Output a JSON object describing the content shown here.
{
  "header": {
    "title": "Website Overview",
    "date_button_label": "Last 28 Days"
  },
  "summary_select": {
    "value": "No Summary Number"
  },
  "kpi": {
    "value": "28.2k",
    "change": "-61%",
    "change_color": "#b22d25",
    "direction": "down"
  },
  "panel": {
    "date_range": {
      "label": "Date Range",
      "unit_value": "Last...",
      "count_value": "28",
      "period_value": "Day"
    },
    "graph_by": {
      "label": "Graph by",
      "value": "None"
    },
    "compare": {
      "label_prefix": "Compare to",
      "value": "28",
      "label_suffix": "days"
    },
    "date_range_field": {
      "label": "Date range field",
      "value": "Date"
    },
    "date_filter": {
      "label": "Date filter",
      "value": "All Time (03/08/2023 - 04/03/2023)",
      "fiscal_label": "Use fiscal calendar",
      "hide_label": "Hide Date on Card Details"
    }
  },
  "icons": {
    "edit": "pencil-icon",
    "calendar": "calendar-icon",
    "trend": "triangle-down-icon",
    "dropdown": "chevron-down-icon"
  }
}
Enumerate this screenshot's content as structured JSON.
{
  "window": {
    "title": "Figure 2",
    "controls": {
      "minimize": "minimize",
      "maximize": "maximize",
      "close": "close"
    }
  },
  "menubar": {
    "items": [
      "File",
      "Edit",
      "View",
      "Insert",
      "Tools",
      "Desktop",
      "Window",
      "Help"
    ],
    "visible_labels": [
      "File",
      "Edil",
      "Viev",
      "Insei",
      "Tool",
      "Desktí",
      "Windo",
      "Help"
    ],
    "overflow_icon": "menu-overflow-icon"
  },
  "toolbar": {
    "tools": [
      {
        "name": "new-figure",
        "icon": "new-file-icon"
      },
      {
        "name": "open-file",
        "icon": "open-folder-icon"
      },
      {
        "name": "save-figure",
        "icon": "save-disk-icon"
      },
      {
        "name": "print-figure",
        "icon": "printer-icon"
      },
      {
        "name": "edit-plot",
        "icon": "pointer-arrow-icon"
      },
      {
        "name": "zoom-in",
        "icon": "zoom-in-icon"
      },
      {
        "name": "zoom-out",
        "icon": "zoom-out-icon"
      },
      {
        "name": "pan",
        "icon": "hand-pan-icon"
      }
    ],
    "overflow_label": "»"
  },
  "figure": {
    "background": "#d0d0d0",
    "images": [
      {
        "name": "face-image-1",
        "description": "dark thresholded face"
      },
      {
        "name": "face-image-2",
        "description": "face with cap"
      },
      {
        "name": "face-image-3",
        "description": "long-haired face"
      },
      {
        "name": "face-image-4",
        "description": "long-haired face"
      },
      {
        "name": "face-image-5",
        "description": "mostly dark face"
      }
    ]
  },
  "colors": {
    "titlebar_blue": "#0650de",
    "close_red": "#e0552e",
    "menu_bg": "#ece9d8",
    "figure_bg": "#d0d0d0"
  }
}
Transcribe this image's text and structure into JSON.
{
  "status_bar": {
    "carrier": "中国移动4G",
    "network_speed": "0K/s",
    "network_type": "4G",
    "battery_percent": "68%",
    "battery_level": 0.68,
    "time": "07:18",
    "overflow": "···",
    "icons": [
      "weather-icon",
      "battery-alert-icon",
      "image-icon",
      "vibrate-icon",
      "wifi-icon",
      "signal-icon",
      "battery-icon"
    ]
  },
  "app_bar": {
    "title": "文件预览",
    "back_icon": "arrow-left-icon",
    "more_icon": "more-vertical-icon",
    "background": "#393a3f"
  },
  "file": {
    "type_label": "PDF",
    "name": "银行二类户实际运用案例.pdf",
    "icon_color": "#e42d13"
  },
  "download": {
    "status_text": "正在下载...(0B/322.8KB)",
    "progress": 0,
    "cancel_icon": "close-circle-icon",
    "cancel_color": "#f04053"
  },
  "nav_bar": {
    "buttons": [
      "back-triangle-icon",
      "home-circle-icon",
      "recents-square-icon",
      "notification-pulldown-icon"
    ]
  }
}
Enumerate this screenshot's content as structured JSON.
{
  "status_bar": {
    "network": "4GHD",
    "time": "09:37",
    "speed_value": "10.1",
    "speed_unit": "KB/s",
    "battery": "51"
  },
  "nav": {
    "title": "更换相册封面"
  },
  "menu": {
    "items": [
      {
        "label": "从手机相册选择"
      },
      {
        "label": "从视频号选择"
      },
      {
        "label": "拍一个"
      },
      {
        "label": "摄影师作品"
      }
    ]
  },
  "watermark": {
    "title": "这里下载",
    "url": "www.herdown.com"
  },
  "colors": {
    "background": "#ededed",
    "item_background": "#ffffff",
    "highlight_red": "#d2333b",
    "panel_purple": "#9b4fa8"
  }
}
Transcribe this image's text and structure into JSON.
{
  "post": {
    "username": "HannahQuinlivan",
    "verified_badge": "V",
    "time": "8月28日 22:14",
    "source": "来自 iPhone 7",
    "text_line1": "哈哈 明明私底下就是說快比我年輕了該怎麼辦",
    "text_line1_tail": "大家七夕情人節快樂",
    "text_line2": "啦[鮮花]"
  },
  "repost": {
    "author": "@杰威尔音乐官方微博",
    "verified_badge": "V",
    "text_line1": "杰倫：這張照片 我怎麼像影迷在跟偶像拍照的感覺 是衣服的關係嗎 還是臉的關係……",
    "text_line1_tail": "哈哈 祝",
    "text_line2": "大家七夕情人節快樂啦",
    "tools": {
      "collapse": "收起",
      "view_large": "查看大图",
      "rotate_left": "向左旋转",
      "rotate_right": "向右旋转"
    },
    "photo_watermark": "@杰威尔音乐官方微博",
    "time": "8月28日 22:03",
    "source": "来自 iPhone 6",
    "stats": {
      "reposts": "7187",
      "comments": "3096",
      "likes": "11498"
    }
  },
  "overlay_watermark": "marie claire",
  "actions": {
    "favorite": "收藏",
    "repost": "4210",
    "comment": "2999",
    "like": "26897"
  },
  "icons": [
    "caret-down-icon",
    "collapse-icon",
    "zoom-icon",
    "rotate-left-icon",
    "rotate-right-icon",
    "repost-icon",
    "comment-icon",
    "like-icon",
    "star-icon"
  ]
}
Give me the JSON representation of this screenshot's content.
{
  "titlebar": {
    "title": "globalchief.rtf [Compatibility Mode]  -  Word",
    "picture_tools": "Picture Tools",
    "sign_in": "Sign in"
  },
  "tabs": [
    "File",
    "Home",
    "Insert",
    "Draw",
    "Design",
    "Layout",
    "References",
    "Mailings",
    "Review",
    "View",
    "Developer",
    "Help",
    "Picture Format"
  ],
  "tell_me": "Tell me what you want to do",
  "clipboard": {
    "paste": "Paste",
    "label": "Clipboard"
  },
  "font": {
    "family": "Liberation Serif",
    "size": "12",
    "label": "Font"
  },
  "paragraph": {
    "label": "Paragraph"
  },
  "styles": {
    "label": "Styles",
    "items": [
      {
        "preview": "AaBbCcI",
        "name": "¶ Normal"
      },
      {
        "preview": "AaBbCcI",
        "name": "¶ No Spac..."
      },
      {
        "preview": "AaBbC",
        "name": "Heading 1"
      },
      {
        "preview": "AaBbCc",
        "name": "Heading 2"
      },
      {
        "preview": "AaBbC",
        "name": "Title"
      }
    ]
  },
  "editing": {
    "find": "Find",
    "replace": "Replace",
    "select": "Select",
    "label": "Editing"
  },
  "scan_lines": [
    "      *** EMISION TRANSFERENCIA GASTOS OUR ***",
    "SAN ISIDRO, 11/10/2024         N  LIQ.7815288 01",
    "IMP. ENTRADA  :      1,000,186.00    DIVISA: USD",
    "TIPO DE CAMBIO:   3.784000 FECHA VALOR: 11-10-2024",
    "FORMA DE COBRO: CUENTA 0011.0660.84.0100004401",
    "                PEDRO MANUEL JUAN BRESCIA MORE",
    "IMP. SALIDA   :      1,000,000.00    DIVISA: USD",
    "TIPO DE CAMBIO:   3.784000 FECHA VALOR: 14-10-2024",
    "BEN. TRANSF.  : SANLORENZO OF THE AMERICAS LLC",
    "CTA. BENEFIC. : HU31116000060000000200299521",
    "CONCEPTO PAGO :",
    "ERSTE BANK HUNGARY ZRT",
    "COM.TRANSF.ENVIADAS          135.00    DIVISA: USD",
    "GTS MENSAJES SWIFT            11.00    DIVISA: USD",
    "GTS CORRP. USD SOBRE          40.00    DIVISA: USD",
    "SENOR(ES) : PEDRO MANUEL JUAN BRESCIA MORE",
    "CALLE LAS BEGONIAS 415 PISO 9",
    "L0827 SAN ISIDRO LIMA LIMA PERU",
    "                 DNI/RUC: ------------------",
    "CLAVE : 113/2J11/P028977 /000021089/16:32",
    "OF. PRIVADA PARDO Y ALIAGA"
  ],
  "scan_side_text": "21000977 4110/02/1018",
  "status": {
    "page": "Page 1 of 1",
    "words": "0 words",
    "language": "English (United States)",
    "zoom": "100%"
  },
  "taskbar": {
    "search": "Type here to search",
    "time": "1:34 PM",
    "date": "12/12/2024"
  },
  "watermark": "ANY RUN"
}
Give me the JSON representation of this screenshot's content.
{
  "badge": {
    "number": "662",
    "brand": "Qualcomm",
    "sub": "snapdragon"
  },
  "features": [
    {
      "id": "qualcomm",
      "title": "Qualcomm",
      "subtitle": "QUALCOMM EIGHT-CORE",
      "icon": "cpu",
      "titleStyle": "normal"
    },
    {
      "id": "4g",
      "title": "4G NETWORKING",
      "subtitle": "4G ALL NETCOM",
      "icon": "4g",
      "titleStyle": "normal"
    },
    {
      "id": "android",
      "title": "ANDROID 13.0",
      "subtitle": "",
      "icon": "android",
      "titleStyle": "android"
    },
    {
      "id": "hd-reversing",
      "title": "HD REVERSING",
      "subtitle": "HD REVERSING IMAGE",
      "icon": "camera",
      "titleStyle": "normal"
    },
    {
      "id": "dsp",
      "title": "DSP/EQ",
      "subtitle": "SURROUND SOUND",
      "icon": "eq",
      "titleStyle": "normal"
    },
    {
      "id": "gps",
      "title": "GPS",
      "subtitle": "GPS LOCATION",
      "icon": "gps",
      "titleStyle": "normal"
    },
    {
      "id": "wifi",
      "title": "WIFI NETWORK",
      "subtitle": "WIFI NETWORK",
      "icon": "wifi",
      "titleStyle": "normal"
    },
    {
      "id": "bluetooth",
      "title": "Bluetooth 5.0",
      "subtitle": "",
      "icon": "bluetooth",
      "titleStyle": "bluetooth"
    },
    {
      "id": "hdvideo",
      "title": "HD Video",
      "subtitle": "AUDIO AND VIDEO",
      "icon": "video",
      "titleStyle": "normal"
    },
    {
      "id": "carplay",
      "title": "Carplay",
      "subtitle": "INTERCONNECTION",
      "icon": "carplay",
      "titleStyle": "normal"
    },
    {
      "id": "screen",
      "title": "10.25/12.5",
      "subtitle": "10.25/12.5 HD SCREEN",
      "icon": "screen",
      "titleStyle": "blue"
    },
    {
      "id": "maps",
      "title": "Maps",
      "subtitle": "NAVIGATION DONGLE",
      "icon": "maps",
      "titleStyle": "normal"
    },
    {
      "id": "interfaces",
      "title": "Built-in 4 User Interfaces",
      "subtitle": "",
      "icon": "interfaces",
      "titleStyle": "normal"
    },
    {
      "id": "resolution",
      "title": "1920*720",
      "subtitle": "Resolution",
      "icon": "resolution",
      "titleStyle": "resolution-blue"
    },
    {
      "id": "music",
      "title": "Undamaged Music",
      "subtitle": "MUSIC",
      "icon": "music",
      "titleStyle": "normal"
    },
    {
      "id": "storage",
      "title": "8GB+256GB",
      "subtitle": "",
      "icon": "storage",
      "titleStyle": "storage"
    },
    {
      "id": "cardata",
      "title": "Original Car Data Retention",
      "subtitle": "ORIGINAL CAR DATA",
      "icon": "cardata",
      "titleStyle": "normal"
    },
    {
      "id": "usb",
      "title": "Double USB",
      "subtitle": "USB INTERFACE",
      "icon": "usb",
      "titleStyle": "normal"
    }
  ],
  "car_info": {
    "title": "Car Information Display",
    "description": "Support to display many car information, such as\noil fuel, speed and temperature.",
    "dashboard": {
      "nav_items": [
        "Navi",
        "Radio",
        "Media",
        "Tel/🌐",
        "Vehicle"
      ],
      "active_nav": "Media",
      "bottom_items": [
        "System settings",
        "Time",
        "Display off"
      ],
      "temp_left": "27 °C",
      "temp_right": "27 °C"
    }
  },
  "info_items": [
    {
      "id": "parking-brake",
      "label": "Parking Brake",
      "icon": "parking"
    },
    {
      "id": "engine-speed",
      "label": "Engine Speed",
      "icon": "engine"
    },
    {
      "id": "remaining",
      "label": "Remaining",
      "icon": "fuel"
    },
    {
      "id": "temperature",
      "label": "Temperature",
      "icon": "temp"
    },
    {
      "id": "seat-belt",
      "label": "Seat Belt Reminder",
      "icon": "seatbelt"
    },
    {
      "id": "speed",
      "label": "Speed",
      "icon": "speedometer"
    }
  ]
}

> [DIRECTION] Gather each line in these records that contains the string "open".

> [SOLUTION TO THIS EXERCISE]
        "name": "open-file",
        "icon": "open-folder-icon"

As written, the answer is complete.